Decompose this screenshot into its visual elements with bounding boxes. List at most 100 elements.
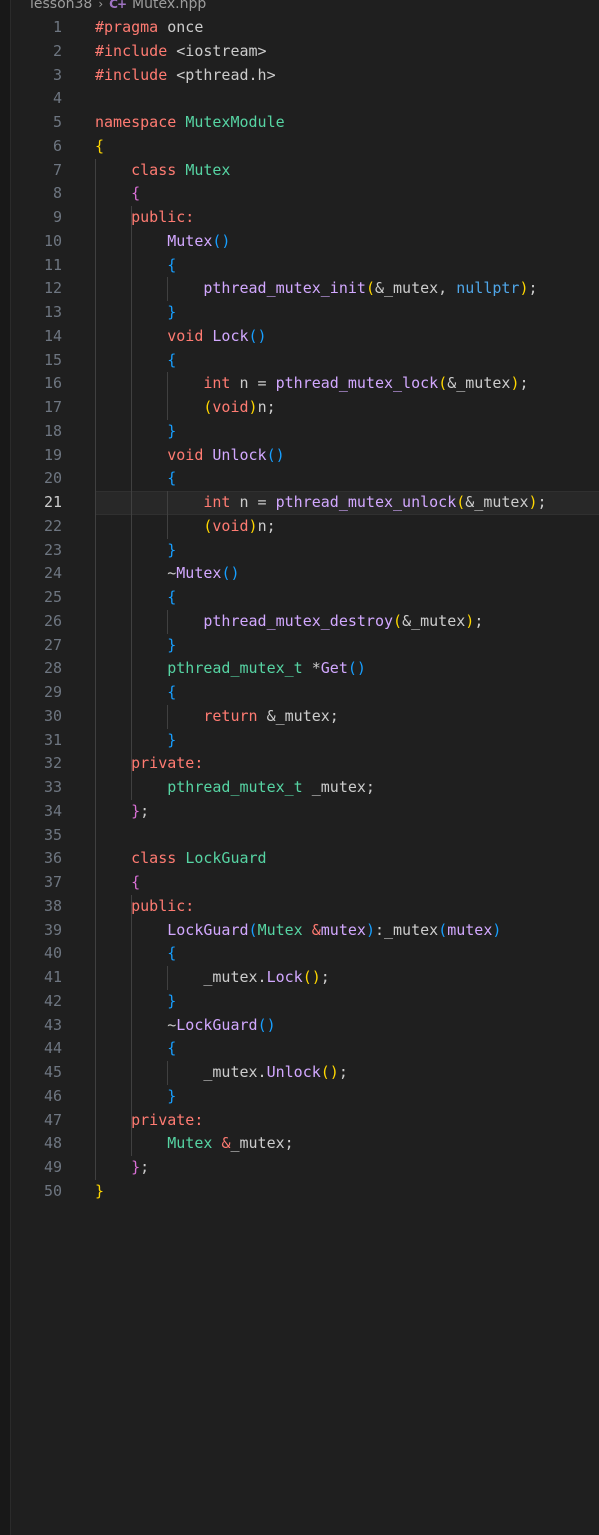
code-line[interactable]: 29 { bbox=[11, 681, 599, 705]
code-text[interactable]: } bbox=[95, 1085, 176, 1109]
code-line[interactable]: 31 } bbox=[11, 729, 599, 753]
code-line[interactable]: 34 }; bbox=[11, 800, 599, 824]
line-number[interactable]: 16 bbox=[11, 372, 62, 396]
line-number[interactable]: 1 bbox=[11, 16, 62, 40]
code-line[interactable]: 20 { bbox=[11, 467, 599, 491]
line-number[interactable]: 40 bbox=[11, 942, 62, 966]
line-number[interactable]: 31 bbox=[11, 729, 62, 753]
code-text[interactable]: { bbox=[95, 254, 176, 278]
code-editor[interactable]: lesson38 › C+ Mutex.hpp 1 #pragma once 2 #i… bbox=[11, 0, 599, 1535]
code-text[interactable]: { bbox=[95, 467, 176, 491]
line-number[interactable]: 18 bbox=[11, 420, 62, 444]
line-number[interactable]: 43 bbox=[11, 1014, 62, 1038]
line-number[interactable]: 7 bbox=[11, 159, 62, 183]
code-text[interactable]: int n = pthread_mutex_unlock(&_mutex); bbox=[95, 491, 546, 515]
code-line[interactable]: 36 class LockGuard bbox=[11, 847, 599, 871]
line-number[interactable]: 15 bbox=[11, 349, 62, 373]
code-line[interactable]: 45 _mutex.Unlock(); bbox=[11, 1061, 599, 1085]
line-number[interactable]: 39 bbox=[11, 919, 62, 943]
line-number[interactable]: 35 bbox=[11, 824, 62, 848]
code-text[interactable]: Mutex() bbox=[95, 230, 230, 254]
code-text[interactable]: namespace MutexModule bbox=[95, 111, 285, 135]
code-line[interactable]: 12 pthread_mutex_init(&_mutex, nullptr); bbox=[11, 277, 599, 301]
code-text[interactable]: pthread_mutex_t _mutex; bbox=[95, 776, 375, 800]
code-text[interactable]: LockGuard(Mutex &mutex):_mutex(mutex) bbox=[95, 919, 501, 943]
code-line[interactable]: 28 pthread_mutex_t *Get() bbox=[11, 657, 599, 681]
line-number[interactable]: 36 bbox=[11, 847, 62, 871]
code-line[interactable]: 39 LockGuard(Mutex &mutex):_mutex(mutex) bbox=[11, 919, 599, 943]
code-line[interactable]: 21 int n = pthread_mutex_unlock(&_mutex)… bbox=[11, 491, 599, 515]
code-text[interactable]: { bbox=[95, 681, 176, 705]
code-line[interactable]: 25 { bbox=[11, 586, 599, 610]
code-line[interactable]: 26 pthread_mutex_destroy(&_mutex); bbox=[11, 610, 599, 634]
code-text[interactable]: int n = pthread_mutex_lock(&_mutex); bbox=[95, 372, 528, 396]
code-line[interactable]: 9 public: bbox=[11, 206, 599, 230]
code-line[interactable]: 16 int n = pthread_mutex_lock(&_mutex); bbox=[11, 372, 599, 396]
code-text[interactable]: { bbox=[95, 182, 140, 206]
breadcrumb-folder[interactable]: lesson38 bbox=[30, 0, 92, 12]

══════════════════════════════

## GIVEN TASK
Return all of the records above line for line, without changing anything, and leave out the pictures.

## WORKED ANSWER
Decompose this screenshot into its visual elements with bounding boxes. List at most 100 elements.
code-line[interactable]: 29 { bbox=[11, 681, 599, 705]
code-text[interactable]: } bbox=[95, 1085, 176, 1109]
code-line[interactable]: 31 } bbox=[11, 729, 599, 753]
code-line[interactable]: 34 }; bbox=[11, 800, 599, 824]
line-number[interactable]: 16 bbox=[11, 372, 62, 396]
line-number[interactable]: 1 bbox=[11, 16, 62, 40]
code-line[interactable]: 20 { bbox=[11, 467, 599, 491]
line-number[interactable]: 40 bbox=[11, 942, 62, 966]
line-number[interactable]: 31 bbox=[11, 729, 62, 753]
code-text[interactable]: { bbox=[95, 254, 176, 278]
code-editor[interactable]: lesson38 › C+ Mutex.hpp 1 #pragma once 2 #i… bbox=[11, 0, 599, 1535]
code-text[interactable]: { bbox=[95, 467, 176, 491]
line-number[interactable]: 18 bbox=[11, 420, 62, 444]
line-number[interactable]: 43 bbox=[11, 1014, 62, 1038]
line-number[interactable]: 7 bbox=[11, 159, 62, 183]
code-text[interactable]: int n = pthread_mutex_unlock(&_mutex); bbox=[95, 491, 546, 515]
code-line[interactable]: 36 class LockGuard bbox=[11, 847, 599, 871]
line-number[interactable]: 15 bbox=[11, 349, 62, 373]
code-line[interactable]: 45 _mutex.Unlock(); bbox=[11, 1061, 599, 1085]
line-number[interactable]: 39 bbox=[11, 919, 62, 943]
line-number[interactable]: 35 bbox=[11, 824, 62, 848]
code-text[interactable]: Mutex() bbox=[95, 230, 230, 254]
code-text[interactable]: namespace MutexModule bbox=[95, 111, 285, 135]
code-line[interactable]: 12 pthread_mutex_init(&_mutex, nullptr); bbox=[11, 277, 599, 301]
code-text[interactable]: pthread_mutex_t _mutex; bbox=[95, 776, 375, 800]
code-text[interactable]: LockGuard(Mutex &mutex):_mutex(mutex) bbox=[95, 919, 501, 943]
code-line[interactable]: 28 pthread_mutex_t *Get() bbox=[11, 657, 599, 681]
line-number[interactable]: 36 bbox=[11, 847, 62, 871]
code-line[interactable]: 39 LockGuard(Mutex &mutex):_mutex(mutex) bbox=[11, 919, 599, 943]
code-line[interactable]: 21 int n = pthread_mutex_unlock(&_mutex)… bbox=[11, 491, 599, 515]
code-text[interactable]: { bbox=[95, 681, 176, 705]
code-line[interactable]: 25 { bbox=[11, 586, 599, 610]
code-line[interactable]: 26 pthread_mutex_destroy(&_mutex); bbox=[11, 610, 599, 634]
code-text[interactable]: int n = pthread_mutex_lock(&_mutex); bbox=[95, 372, 528, 396]
code-line[interactable]: 9 public: bbox=[11, 206, 599, 230]
code-line[interactable]: 16 int n = pthread_mutex_lock(&_mutex); bbox=[11, 372, 599, 396]
code-text[interactable]: { bbox=[95, 182, 140, 206]
breadcrumb-folder[interactable]: lesson38 bbox=[30, 0, 92, 12]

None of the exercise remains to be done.